__Work to be completed__. The records below are made of lines; count those holding the word "عبدالله" and give the number only.
# # # # # # #
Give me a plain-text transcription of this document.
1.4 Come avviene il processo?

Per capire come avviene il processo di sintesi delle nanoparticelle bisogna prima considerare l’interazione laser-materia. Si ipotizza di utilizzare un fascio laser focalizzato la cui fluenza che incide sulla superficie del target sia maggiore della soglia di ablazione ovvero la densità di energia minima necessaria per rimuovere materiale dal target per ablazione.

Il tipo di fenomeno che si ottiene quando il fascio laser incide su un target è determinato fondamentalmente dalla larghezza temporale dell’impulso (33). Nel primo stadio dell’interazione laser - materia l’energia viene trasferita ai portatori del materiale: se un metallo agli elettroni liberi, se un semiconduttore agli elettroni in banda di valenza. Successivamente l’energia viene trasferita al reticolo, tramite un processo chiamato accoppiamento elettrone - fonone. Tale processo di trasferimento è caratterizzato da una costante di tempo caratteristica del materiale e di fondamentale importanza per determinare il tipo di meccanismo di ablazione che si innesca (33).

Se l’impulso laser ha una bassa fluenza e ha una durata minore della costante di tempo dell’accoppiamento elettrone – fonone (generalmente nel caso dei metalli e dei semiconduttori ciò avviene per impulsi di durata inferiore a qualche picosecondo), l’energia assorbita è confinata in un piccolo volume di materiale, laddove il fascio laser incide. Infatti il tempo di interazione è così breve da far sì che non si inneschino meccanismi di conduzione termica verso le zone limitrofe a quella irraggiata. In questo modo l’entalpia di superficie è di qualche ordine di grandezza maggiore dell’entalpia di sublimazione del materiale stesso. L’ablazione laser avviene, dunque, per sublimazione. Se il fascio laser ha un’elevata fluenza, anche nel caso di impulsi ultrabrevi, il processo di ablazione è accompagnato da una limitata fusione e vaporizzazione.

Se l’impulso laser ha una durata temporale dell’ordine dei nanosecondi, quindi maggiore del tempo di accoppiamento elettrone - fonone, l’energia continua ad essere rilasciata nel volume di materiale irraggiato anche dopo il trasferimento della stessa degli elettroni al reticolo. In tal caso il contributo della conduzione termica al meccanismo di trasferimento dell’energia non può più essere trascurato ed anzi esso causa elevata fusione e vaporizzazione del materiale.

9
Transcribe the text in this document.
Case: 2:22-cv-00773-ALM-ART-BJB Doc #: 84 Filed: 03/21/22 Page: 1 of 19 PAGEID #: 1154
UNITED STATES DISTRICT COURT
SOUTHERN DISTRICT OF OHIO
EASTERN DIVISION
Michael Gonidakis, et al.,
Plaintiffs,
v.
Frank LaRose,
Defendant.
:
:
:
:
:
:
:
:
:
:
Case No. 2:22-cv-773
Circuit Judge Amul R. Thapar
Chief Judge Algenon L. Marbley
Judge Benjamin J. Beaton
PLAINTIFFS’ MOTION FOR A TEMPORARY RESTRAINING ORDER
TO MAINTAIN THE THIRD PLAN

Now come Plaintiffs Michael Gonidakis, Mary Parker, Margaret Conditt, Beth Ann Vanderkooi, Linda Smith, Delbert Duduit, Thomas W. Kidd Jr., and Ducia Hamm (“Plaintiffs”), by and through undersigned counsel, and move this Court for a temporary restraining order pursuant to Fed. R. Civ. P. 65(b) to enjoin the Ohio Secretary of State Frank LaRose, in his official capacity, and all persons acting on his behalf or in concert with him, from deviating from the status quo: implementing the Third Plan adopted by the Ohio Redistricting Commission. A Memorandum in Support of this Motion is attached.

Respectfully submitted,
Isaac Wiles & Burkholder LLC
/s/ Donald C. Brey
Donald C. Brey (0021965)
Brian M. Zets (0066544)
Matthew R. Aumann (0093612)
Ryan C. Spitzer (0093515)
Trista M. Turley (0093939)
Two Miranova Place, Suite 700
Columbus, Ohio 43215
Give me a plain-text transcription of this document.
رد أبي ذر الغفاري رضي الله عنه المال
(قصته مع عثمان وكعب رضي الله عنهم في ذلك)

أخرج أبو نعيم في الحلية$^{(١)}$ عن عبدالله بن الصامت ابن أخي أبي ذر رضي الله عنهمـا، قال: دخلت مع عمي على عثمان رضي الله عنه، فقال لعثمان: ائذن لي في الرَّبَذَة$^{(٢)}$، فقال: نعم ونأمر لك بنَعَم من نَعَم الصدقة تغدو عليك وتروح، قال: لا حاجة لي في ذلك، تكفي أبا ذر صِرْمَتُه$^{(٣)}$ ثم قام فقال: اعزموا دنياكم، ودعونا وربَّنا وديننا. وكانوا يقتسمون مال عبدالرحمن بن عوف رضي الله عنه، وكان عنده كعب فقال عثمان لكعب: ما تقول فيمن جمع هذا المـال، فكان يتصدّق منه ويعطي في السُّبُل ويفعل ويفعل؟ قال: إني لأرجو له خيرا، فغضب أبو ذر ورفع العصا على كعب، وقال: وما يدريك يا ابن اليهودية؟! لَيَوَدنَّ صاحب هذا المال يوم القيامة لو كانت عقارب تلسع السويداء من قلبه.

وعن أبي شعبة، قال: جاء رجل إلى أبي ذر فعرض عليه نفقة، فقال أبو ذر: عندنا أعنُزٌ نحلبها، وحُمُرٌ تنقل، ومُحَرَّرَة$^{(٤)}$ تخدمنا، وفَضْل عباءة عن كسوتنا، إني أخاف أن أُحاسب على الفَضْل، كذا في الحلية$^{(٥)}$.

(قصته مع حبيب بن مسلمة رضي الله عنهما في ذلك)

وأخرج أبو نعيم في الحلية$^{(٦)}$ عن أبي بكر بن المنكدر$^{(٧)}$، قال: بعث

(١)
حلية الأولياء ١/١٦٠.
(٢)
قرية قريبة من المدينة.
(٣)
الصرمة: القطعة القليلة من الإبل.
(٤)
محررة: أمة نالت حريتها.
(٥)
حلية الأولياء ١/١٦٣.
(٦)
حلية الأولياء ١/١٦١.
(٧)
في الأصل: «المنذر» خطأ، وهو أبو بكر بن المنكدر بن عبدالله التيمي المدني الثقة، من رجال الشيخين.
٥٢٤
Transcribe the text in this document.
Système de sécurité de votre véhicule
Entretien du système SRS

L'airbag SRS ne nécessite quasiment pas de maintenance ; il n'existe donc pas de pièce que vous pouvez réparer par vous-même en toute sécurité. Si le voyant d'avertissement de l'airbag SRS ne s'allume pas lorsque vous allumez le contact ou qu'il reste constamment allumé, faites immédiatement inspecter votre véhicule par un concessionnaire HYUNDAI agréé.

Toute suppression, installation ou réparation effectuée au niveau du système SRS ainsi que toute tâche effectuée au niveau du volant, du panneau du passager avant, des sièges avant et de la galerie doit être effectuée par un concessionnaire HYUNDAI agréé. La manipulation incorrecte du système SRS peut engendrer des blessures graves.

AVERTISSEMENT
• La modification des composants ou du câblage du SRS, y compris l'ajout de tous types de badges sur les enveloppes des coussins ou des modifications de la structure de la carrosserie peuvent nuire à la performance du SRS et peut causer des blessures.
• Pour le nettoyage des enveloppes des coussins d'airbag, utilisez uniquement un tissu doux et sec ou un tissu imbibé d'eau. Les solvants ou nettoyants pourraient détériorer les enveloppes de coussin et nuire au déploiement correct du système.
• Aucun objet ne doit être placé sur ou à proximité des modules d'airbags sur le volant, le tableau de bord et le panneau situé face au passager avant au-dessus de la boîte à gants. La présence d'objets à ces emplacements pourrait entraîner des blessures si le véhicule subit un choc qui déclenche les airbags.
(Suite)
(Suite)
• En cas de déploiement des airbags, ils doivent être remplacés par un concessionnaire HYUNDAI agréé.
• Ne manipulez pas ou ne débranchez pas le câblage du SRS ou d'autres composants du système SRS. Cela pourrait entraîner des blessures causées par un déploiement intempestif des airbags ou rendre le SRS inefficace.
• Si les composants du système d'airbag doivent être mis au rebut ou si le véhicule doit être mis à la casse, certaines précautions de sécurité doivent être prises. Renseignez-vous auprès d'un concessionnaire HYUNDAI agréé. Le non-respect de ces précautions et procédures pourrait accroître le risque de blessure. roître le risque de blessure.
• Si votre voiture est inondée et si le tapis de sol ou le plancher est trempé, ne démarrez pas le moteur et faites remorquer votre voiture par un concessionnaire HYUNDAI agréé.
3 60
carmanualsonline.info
# # # # # # #
__Written reply__. 2